◆ The task: Pull every line containing "shop" out of the material below.

* BEGIN Exercise material *

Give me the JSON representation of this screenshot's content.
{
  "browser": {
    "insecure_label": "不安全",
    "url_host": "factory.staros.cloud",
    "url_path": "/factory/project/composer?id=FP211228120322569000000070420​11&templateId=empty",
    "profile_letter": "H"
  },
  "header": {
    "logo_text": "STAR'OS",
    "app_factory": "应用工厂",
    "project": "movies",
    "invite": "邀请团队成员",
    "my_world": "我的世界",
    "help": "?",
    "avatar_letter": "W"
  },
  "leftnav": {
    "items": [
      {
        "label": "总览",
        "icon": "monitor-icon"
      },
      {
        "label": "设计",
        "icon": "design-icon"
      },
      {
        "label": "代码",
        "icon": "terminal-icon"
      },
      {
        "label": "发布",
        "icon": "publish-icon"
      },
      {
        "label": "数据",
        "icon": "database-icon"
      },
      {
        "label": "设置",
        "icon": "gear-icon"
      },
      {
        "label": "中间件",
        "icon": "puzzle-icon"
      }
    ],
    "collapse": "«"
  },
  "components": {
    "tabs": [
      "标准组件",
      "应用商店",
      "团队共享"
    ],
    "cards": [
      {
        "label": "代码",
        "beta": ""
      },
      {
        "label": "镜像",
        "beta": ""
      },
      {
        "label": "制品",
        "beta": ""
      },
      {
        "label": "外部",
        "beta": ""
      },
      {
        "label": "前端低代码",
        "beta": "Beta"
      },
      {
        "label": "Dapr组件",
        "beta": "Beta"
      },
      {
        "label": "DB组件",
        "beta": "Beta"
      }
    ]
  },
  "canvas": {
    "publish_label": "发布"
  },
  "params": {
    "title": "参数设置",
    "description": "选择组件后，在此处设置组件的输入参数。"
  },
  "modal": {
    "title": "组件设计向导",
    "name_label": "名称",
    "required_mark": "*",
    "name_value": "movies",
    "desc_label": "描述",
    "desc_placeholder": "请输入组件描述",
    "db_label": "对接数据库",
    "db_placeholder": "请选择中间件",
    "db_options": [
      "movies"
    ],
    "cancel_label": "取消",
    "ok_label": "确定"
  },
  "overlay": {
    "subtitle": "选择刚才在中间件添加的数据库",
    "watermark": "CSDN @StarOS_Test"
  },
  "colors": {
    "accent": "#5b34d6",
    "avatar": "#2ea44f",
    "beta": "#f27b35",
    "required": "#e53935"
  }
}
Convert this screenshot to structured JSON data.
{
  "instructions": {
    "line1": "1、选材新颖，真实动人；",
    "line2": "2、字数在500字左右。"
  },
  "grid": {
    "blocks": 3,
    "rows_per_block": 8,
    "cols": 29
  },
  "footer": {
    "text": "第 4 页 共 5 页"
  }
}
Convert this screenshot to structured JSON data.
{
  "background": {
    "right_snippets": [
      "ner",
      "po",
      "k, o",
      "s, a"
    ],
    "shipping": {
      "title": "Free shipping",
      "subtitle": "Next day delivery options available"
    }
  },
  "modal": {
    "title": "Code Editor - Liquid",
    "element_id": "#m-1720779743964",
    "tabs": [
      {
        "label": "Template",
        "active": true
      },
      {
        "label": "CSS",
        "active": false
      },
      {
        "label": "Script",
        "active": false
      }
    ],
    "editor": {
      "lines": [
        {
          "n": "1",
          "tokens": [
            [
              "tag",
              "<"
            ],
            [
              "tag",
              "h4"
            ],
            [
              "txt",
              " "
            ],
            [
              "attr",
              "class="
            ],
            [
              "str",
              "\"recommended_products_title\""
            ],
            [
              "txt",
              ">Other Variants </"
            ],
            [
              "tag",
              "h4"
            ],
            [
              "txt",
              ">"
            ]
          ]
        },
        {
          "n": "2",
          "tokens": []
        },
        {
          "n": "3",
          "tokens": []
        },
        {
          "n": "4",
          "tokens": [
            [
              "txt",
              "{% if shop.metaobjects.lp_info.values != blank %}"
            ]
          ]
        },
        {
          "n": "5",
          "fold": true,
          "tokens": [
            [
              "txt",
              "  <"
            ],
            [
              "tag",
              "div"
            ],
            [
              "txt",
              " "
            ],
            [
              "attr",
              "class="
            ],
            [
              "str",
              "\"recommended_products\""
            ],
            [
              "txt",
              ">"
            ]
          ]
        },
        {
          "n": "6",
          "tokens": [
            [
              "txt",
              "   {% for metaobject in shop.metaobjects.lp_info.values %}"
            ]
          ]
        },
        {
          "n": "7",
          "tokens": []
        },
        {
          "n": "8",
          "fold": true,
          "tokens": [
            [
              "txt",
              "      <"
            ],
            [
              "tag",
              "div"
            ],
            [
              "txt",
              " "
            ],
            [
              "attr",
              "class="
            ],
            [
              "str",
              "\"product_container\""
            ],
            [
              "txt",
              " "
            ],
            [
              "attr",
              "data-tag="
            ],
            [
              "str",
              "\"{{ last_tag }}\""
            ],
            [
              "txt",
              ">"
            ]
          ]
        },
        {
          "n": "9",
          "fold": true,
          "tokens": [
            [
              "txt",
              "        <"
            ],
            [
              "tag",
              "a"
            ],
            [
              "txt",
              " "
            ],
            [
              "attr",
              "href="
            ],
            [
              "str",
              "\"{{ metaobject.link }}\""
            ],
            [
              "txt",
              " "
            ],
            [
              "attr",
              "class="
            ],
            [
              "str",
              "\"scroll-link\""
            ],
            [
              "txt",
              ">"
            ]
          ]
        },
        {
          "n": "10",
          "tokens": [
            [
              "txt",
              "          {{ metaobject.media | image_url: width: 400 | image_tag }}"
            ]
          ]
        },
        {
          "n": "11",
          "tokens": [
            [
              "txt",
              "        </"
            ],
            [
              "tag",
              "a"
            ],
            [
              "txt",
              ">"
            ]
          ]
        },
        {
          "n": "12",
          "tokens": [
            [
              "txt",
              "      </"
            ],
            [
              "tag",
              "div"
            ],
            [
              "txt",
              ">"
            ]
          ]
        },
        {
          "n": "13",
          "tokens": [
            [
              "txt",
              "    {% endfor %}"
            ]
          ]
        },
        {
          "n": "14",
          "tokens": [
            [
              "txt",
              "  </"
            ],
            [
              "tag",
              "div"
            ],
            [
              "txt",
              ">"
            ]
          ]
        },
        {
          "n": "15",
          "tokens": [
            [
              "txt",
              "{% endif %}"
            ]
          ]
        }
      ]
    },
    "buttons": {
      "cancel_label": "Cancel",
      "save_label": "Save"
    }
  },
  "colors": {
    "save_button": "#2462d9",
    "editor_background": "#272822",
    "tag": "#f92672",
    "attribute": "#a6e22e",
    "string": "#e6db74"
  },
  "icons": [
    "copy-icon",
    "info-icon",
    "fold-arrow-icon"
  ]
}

* END Exercise material *

◆ Written solution:
              "{% if shop.metaobjects.lp_info.values != blank %}"
              "   {% for metaobject in shop.metaobjects.lp_info.values %}"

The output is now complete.